[MATERIAL TO PROCESS start]

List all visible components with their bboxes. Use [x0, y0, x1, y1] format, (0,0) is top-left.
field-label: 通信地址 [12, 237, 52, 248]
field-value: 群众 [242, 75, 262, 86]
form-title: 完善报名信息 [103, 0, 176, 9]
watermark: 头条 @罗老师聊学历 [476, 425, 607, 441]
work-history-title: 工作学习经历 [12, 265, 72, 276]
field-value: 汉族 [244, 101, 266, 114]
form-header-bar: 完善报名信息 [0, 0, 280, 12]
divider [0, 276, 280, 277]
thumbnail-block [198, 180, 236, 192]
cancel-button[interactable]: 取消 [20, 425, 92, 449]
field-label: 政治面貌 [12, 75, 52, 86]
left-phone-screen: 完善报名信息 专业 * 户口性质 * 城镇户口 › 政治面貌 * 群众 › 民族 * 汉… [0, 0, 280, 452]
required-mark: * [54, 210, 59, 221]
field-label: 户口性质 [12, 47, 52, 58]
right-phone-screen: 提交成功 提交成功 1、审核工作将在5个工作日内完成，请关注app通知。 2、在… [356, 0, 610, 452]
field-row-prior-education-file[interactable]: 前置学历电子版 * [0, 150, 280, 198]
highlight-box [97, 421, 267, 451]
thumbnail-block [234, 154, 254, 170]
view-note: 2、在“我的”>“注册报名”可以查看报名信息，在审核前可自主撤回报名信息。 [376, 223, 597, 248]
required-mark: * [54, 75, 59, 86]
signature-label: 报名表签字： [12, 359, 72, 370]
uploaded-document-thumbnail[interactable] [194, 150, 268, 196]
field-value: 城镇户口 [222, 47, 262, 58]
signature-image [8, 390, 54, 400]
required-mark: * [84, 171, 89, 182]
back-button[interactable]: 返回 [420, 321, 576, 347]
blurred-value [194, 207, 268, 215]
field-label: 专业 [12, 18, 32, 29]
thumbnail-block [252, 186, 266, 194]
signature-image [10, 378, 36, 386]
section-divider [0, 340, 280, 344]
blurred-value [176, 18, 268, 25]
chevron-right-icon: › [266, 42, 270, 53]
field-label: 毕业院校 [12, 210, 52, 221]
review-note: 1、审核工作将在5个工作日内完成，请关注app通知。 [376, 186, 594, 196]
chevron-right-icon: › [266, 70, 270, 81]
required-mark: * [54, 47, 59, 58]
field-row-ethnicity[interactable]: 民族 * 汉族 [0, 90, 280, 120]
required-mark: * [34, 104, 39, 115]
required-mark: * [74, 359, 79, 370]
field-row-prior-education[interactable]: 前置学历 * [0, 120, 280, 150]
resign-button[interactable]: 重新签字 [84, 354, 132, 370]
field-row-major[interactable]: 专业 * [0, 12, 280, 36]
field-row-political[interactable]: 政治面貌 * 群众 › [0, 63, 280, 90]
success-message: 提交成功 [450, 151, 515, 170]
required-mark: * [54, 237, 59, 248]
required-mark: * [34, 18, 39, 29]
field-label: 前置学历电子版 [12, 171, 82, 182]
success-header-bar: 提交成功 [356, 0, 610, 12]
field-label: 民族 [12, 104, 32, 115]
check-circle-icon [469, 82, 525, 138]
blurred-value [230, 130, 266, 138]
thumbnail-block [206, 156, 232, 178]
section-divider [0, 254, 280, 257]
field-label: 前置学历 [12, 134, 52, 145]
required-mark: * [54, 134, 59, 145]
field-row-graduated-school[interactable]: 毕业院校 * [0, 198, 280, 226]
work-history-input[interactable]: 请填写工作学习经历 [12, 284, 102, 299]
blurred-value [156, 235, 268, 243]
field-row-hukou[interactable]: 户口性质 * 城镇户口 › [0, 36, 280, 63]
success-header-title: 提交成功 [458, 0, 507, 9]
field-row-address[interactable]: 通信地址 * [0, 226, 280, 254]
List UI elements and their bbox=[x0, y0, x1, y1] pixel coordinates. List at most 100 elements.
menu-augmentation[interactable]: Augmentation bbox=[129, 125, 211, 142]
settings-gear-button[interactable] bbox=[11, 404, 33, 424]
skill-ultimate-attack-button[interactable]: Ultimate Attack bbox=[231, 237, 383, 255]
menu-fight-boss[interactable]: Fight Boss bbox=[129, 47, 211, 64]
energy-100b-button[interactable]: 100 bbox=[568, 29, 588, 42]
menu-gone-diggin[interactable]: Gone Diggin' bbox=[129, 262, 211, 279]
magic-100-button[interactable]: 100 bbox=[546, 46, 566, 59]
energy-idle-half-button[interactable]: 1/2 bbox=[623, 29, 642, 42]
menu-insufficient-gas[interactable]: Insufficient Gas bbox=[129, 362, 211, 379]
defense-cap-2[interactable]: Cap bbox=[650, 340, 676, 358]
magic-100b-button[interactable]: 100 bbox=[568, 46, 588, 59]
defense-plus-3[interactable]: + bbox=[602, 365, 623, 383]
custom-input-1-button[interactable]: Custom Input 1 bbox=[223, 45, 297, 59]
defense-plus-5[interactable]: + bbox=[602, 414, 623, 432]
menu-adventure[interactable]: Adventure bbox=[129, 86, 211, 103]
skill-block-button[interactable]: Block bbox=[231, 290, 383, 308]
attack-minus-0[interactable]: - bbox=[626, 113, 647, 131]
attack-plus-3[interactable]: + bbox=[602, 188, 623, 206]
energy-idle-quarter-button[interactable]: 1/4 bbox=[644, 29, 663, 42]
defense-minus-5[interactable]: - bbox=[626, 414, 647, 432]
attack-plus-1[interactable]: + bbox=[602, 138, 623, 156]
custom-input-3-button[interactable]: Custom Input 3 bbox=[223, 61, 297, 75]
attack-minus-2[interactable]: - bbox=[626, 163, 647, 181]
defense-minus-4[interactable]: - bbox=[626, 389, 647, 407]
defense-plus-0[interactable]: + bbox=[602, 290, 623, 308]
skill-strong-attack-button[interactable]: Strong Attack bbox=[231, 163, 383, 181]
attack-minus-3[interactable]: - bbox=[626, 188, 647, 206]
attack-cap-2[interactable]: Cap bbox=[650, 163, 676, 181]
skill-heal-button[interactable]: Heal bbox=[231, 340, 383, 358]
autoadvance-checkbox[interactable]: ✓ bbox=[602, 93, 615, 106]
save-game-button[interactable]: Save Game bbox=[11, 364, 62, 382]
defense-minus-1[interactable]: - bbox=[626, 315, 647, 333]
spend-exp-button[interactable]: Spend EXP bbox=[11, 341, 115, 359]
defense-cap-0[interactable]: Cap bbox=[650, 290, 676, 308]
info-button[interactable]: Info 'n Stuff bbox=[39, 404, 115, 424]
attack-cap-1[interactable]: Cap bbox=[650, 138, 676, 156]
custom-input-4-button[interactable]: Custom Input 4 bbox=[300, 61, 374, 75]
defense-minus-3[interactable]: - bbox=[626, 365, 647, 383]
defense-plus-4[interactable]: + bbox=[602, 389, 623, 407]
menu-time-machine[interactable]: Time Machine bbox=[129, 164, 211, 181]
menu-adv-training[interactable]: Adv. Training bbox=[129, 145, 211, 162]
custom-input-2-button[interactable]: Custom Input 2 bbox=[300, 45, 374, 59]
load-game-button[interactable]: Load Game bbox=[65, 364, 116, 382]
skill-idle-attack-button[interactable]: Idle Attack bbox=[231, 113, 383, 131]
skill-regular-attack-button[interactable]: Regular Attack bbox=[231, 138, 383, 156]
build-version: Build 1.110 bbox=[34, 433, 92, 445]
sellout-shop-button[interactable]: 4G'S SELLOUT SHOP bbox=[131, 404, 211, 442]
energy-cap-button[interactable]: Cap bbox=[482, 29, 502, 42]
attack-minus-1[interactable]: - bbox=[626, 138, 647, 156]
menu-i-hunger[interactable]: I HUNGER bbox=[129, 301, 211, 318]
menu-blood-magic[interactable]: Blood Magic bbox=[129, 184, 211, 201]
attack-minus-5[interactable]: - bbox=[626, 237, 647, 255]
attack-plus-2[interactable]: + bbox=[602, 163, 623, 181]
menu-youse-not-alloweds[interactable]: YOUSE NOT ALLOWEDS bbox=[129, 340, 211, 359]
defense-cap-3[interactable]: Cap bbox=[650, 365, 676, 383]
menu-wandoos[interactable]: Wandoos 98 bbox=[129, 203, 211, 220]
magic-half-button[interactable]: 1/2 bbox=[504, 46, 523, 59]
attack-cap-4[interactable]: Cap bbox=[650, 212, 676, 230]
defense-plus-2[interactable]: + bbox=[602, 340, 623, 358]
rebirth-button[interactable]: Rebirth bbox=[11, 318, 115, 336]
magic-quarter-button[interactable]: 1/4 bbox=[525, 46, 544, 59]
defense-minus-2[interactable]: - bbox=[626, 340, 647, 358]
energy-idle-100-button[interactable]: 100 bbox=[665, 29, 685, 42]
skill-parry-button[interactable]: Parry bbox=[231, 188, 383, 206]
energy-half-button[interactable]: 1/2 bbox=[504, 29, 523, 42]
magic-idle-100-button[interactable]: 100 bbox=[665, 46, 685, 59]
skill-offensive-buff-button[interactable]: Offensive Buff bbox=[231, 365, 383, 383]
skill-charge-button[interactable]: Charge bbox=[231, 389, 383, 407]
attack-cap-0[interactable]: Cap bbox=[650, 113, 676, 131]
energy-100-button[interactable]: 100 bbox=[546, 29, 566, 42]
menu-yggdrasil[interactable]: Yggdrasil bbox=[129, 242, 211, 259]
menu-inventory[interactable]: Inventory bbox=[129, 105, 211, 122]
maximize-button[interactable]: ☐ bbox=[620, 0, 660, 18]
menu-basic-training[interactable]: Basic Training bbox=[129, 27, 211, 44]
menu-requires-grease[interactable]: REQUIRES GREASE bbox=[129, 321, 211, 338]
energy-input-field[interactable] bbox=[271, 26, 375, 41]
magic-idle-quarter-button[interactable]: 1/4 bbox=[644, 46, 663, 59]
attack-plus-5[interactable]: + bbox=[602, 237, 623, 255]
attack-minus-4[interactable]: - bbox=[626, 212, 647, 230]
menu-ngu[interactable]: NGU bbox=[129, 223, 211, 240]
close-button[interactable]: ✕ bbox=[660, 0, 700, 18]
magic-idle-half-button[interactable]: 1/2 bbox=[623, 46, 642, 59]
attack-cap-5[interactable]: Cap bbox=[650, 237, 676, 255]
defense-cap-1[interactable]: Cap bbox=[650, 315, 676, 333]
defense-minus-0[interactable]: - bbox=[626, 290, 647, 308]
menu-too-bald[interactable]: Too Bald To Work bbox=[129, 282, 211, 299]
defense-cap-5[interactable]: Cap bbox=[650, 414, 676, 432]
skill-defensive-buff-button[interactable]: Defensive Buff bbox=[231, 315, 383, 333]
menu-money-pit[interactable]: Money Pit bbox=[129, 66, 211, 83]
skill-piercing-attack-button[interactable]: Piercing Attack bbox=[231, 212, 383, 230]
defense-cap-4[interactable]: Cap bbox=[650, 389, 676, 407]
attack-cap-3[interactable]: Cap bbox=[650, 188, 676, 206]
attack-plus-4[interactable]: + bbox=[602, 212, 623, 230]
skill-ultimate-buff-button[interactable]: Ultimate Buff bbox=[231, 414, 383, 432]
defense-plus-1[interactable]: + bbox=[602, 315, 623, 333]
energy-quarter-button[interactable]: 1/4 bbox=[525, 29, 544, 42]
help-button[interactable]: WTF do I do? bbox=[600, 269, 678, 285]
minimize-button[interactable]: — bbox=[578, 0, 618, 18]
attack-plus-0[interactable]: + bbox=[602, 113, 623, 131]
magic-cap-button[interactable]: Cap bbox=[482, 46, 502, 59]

[MATERIAL TO PROCESS end]

Reproduce the rows verbatim, starting with the first row and going on through the row that contains "right-phone-screen: 提交成功 提交成功", both ends included.

List all visible components with their bboxes. Use [x0, y0, x1, y1] format, (0,0) is top-left.
field-label: 通信地址 [12, 237, 52, 248]
field-value: 群众 [242, 75, 262, 86]
form-title: 完善报名信息 [103, 0, 176, 9]
watermark: 头条 @罗老师聊学历 [476, 425, 607, 441]
work-history-title: 工作学习经历 [12, 265, 72, 276]
field-value: 汉族 [244, 101, 266, 114]
form-header-bar: 完善报名信息 [0, 0, 280, 12]
divider [0, 276, 280, 277]
thumbnail-block [198, 180, 236, 192]
cancel-button[interactable]: 取消 [20, 425, 92, 449]
field-label: 政治面貌 [12, 75, 52, 86]
left-phone-screen: 完善报名信息 专业 * 户口性质 * 城镇户口 › 政治面貌 * 群众 › 民族 * 汉… [0, 0, 280, 452]
required-mark: * [54, 210, 59, 221]
field-label: 户口性质 [12, 47, 52, 58]
right-phone-screen: 提交成功 提交成功 1、审核工作将在5个工作日内完成，请关注app通知。 2、在… [356, 0, 610, 452]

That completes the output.